WHAT YOU WILL DO: Across the listing below, how many lines hold "Reset"? Reply with the number by itself.

Extracted data entries:
....

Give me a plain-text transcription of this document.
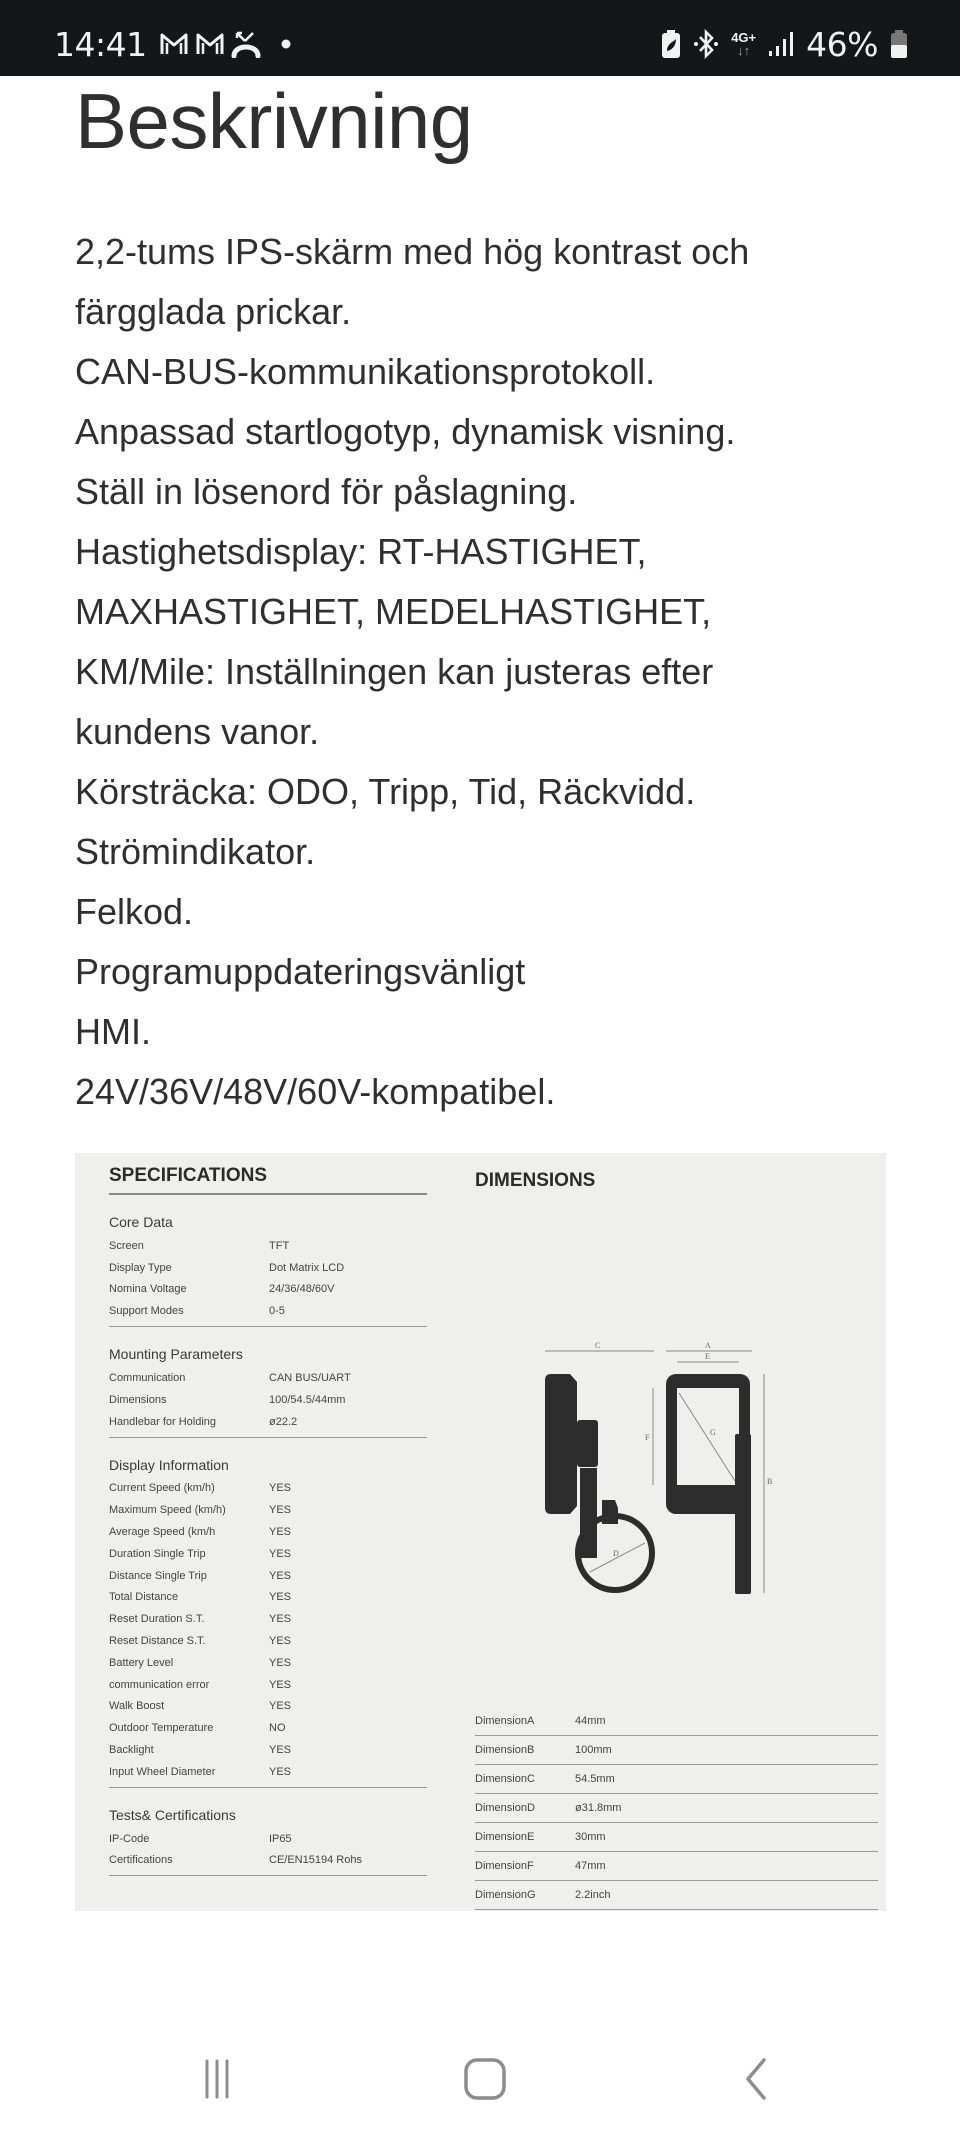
14:41	4G+
↓↑ 46%
Beskrivning
2,2-tums IPS-skärm med hög kontrast och
färgglada prickar.
CAN-BUS-kommunikationsprotokoll.
Anpassad startlogotyp, dynamisk visning.
Ställ in lösenord för påslagning.
Hastighetsdisplay: RT-HASTIGHET,
MAXHASTIGHET, MEDELHASTIGHET,
KM/Mile: Inställningen kan justeras efter
kundens vanor.
Körsträcka: ODO, Tripp, Tid, Räckvidd.
Strömindikator.
Felkod.
Programuppdateringsvänligt
HMI.
24V/36V/48V/60V-kompatibel.
SPECIFICATIONS
Core Data
Screen	TFT
Display Type	Dot Matrix LCD
Nomina Voltage	24/36/48/60V
Support Modes	0-5
Mounting Parameters
Communication	CAN BUS/UART
Dimensions	100/54.5/44mm
Handlebar for Holding	ø22.2
Display Information
Current Speed (km/h)	YES
Maximum Speed (km/h)	YES
Average Speed (km/h	YES
Duration Single Trip	YES
Distance Single Trip	YES
Total Distance	YES
Reset Duration S.T.	YES
Reset Distance S.T.	YES
Battery Level	YES
communication error	YES
Walk Boost	YES
Outdoor Temperature	NO
Backlight	YES
Input Wheel Diameter	YES
Tests& Certifications
IP-Code	IP65
Certifications	CE/EN15194 Rohs
DIMENSIONS
C	A
E
F
B
D
G
DimensionA	44mm
DimensionB	100mm
DimensionC	54.5mm
DimensionD	ø31.8mm
DimensionE	30mm
DimensionF	47mm
DimensionG	2.2inch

....

THE RESPONSE: 2